Problem requirements ▸ Identify the lines that include the word "erste", then copy all of them.

─── Provided entries

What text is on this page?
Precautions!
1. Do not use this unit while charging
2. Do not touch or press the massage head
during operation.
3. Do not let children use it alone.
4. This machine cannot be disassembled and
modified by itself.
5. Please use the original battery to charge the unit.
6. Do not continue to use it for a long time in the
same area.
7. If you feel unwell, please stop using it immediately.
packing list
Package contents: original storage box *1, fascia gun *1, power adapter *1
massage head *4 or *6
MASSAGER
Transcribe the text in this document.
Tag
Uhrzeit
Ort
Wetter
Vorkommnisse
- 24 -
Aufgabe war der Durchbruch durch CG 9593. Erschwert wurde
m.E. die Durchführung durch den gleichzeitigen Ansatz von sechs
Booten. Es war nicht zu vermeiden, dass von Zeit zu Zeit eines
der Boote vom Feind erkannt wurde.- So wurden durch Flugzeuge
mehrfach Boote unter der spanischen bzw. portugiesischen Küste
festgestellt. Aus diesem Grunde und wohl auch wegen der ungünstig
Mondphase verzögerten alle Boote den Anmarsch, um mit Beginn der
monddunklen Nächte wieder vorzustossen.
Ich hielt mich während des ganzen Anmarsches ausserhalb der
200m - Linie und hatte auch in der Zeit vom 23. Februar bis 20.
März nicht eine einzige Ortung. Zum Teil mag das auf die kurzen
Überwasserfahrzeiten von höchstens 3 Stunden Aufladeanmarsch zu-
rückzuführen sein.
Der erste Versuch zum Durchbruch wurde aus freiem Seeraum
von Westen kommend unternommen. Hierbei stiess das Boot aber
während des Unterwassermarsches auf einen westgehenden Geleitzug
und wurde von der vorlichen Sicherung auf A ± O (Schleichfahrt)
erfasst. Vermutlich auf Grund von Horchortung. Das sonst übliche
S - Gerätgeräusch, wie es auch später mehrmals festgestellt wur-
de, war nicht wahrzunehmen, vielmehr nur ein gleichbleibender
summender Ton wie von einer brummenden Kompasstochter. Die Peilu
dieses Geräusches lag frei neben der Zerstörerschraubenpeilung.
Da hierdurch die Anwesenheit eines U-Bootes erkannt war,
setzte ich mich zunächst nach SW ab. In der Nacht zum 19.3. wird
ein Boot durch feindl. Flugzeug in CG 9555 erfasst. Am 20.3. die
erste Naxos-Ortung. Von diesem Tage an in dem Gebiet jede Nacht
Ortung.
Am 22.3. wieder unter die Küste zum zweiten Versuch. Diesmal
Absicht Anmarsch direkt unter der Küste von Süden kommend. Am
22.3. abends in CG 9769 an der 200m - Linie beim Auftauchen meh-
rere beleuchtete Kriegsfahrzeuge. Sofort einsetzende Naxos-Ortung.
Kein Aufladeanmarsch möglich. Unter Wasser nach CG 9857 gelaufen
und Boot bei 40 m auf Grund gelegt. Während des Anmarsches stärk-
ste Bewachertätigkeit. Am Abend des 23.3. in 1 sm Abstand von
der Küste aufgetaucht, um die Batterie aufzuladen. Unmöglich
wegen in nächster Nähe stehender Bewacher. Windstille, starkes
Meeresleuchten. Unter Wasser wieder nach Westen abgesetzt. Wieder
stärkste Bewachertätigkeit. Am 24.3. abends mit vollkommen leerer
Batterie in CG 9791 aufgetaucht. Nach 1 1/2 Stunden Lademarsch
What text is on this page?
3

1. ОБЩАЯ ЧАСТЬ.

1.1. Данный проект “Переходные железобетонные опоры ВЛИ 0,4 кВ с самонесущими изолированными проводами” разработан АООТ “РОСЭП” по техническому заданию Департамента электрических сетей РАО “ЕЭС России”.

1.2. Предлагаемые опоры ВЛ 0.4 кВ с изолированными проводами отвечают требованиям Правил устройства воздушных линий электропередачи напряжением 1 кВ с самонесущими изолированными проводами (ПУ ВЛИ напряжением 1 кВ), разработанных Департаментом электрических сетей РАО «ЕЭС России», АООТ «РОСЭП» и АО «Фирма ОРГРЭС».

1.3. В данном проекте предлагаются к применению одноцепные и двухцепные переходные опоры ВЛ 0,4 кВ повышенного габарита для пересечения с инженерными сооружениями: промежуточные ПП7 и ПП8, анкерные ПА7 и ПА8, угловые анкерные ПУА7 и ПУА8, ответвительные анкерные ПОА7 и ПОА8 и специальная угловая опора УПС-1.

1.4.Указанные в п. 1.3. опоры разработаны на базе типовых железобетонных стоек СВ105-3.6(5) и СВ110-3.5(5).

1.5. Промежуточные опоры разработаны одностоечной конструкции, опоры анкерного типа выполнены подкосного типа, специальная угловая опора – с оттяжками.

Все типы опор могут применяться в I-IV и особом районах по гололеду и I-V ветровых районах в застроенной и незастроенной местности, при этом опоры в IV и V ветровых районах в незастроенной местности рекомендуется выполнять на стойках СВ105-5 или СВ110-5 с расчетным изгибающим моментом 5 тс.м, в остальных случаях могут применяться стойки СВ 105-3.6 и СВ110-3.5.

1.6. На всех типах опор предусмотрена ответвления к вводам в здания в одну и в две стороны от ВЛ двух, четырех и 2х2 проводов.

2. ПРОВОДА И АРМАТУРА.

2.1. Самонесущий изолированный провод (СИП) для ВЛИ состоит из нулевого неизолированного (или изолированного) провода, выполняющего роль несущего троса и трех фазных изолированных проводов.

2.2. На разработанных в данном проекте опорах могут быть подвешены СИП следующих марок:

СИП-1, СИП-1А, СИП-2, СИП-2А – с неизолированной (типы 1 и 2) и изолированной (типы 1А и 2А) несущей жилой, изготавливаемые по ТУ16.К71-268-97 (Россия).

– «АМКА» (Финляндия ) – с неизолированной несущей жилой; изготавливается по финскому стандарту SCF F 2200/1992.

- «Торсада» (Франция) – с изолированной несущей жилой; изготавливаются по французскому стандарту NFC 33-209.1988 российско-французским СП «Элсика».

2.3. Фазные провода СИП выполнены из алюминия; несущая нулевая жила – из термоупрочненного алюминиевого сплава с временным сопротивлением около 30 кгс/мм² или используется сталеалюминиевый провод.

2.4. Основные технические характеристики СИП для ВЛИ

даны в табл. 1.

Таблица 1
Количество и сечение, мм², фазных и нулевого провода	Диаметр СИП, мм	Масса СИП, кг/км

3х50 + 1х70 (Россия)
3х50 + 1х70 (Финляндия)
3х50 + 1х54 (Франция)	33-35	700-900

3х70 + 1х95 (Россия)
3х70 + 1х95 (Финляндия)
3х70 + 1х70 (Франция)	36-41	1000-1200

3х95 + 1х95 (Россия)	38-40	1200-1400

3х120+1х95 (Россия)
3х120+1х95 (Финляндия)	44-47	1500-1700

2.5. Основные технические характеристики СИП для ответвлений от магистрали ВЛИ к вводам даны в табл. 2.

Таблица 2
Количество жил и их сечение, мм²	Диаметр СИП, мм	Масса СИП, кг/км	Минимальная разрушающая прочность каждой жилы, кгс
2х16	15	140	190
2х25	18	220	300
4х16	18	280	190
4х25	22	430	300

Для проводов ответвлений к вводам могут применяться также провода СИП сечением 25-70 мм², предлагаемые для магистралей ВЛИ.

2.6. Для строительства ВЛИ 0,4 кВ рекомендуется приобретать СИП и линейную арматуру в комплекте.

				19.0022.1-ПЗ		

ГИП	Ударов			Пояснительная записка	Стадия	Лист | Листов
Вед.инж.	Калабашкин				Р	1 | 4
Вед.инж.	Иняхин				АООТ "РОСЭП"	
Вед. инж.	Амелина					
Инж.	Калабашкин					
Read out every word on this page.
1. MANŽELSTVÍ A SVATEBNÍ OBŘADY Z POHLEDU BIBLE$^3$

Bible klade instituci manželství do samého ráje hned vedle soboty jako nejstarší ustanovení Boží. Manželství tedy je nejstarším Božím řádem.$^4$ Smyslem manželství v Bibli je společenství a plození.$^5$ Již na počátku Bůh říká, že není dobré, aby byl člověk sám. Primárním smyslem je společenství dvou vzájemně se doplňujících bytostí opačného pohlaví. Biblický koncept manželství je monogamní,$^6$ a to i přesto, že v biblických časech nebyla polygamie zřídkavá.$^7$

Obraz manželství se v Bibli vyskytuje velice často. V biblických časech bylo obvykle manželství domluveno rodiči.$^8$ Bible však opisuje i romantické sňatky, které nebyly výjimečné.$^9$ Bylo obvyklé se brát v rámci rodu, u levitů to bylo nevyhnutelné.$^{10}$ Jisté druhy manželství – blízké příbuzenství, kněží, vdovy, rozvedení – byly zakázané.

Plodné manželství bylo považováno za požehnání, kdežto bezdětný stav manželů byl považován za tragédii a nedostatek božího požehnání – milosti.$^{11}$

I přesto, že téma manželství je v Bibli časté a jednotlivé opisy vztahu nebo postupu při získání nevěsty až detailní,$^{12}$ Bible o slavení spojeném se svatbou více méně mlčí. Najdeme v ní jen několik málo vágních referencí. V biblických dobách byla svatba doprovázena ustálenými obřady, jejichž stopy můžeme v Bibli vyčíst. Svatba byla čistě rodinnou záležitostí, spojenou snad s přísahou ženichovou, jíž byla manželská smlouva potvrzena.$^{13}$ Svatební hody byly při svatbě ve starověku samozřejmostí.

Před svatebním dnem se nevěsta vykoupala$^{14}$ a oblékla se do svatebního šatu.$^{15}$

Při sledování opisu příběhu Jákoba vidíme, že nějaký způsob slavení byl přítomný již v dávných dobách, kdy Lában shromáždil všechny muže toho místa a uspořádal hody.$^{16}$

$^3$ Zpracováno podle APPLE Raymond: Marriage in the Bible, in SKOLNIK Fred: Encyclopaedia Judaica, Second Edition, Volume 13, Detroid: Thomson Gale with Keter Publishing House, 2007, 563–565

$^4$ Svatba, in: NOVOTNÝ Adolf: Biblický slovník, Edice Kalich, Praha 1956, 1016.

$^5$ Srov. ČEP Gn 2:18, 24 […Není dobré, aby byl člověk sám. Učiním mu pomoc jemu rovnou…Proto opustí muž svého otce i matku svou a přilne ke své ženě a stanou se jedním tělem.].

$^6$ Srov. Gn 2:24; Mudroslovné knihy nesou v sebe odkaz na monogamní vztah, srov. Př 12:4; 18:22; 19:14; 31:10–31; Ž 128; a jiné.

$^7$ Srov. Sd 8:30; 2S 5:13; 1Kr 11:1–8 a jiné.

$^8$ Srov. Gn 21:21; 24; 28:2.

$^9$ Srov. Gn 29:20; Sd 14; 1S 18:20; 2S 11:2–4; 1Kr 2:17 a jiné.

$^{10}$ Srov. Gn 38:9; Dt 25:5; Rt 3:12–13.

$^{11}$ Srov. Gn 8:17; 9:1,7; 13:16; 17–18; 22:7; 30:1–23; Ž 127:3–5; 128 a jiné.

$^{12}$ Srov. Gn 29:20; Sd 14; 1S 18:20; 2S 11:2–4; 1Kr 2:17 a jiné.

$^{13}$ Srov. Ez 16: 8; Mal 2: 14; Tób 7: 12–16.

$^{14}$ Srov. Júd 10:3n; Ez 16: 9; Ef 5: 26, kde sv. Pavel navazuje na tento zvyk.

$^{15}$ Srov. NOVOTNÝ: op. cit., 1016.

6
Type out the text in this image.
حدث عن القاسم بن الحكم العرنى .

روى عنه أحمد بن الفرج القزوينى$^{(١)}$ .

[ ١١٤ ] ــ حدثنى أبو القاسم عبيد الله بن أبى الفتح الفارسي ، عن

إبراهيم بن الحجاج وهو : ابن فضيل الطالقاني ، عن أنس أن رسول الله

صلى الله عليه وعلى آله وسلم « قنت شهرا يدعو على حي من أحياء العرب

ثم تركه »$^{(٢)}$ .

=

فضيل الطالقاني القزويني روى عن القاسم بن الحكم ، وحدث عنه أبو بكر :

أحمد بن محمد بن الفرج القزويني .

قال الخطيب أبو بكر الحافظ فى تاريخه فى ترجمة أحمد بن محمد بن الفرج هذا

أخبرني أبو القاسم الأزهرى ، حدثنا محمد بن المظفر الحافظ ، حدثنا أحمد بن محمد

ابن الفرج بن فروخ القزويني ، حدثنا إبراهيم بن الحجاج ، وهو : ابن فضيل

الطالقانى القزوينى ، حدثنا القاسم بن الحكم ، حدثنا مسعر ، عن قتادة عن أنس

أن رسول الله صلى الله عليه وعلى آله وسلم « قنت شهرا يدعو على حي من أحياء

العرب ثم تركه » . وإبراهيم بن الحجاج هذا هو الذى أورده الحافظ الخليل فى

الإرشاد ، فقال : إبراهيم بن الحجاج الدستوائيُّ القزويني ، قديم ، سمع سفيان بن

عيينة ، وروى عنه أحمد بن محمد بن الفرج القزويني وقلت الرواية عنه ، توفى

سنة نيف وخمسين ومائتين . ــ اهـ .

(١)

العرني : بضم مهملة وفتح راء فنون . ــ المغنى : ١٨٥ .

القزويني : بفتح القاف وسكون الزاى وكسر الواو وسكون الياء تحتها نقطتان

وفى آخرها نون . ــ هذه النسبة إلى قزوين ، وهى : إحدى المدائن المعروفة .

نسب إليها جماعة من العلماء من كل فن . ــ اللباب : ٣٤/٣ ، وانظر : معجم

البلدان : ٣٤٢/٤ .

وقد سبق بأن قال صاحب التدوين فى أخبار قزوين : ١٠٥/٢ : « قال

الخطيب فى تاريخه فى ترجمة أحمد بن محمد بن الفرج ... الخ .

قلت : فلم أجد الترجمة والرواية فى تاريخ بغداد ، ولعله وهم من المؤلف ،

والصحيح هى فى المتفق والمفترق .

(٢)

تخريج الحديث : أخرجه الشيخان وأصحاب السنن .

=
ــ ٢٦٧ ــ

──────

Solution ▸
Der erste Versuch zum Durchbruch wurde aus freiem Seeraum
erste Naxos-Ortung. Von diesem Tage an in dem Gebiet jede Nacht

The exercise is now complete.